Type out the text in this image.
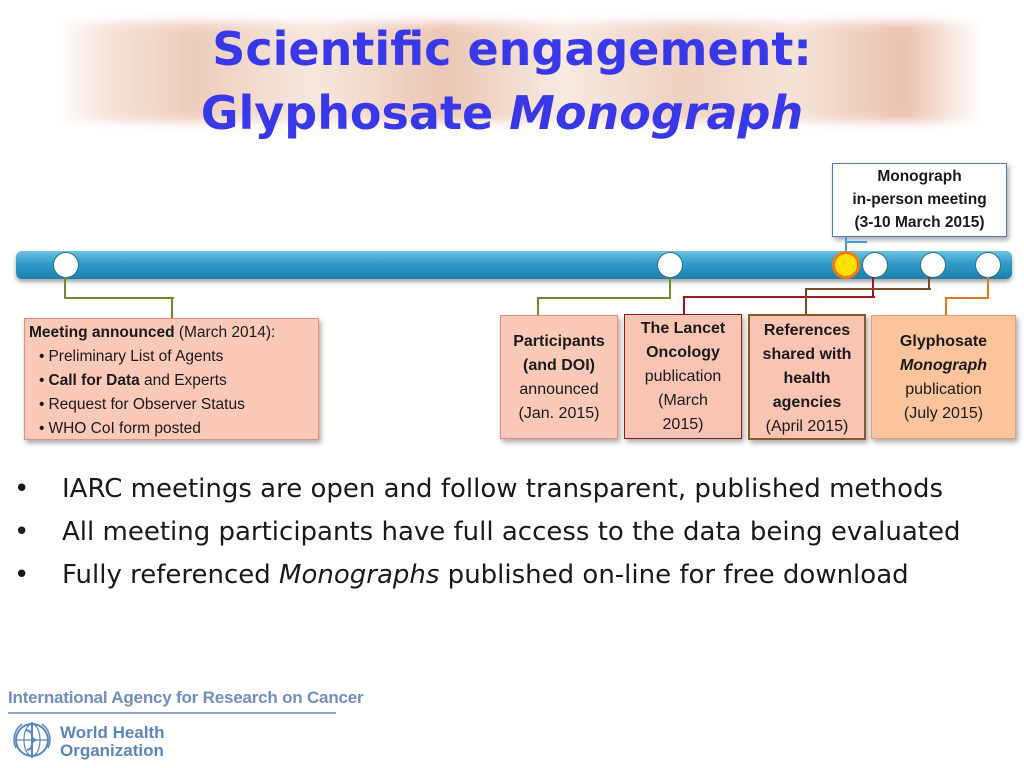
Scientific engagement:
Glyphosate Monograph
Monograph
in-person meeting
(3-10 March 2015)
Meeting announced (March 2014):
• Preliminary List of Agents
• Call for Data and Experts
• Request for Observer Status
• WHO CoI form posted
Participants
(and DOI)
announced
(Jan. 2015)
The Lancet
Oncology
publication
(March
2015)
References
shared with
health
agencies
(April 2015)
Glyphosate
Monograph
publication
(July 2015)
• IARC meetings are open and follow transparent, published methods
• All meeting participants have full access to the data being evaluated
• Fully referenced Monographs published on-line for free download
International Agency for Research on Cancer
World Health
Organization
######
> Work to complete
Each line of the material must be retyped exactly, except that images are omitted.

> Right answer
Type out the text in this image.
Scientific engagement:
Glyphosate Monograph
Monograph
in-person meeting
(3-10 March 2015)
Meeting announced (March 2014):
• Preliminary List of Agents
• Call for Data and Experts
• Request for Observer Status
• WHO CoI form posted
Participants
(and DOI)
announced
(Jan. 2015)
The Lancet
Oncology
publication
(March
2015)
References
shared with
health
agencies
(April 2015)
Glyphosate
Monograph
publication
(July 2015)
• IARC meetings are open and follow transparent, published methods
• All meeting participants have full access to the data being evaluated
• Fully referenced Monographs published on-line for free download
International Agency for Research on Cancer
World Health
Organization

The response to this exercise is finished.